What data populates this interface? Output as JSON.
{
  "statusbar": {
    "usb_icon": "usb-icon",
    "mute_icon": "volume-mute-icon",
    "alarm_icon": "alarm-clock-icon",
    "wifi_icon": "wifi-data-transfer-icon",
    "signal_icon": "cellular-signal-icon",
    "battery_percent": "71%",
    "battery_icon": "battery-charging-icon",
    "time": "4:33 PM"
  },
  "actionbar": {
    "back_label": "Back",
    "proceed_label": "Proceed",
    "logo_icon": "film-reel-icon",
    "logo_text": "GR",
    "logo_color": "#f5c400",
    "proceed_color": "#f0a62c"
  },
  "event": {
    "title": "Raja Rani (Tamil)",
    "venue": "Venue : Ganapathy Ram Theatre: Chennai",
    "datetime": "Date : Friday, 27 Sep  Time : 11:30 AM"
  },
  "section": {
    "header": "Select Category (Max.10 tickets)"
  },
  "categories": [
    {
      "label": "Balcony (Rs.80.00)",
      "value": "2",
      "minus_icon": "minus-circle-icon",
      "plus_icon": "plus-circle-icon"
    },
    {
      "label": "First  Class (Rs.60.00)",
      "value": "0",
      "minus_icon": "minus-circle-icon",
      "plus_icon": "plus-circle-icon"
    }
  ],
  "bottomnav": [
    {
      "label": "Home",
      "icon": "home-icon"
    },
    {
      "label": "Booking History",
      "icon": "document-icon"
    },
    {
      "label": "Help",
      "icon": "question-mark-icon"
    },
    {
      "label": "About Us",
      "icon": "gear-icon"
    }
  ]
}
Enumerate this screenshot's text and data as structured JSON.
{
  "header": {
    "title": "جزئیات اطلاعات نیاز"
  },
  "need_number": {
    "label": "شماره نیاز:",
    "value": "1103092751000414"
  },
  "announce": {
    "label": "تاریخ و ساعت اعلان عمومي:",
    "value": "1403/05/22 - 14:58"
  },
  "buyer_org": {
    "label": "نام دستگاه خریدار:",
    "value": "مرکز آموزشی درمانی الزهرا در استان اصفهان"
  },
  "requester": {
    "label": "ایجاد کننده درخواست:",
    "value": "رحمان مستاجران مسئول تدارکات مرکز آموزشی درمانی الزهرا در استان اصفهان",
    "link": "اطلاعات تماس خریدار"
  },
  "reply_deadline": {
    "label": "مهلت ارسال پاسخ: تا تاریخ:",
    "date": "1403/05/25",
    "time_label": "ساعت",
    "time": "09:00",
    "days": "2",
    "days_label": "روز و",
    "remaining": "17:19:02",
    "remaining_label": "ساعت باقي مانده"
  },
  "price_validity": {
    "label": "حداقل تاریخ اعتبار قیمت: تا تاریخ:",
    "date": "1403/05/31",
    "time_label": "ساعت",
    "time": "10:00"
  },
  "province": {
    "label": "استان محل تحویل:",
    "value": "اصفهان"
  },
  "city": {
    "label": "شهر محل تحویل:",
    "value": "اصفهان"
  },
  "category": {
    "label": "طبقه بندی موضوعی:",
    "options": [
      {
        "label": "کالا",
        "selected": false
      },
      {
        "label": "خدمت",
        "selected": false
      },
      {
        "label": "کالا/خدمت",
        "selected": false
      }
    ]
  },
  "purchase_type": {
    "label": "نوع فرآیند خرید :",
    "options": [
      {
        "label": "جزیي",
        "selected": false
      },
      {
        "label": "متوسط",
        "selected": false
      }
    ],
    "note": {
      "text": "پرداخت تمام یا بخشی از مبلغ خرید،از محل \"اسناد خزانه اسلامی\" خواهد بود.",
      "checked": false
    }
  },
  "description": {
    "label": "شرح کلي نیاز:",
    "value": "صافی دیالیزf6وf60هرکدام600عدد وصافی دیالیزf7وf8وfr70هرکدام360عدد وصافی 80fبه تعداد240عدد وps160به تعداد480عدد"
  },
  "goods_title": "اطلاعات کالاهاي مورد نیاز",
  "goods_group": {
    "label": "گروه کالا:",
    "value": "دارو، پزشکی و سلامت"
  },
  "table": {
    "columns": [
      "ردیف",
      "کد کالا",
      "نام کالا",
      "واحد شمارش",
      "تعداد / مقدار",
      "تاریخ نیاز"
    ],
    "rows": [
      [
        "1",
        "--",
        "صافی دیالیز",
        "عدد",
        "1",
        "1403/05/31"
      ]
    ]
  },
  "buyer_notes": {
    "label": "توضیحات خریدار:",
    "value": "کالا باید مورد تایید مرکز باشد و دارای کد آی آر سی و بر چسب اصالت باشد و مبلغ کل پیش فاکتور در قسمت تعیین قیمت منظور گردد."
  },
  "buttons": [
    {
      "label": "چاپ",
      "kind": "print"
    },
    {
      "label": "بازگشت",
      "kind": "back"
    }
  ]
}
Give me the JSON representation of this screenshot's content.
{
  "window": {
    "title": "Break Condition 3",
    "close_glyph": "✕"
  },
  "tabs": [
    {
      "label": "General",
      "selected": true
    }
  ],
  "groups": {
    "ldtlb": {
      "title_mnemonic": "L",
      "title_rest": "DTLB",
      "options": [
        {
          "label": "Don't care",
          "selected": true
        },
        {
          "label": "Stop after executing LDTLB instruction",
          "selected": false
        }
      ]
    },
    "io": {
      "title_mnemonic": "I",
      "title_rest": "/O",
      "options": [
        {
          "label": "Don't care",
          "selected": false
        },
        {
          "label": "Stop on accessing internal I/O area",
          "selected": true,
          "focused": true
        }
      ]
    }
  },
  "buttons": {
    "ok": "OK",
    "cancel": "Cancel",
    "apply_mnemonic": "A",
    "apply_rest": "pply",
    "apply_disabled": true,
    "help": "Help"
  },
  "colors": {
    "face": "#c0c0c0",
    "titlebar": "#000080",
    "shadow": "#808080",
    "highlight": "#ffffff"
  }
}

* TO BE DONE: Search the entries for the word "JSON", then list each line that holds it.

* RESPONSE TO THIS EXERCISE:
What data populates this interface? Output as JSON.
Enumerate this screenshot's text and data as structured JSON.
Give me the JSON representation of this screenshot's content.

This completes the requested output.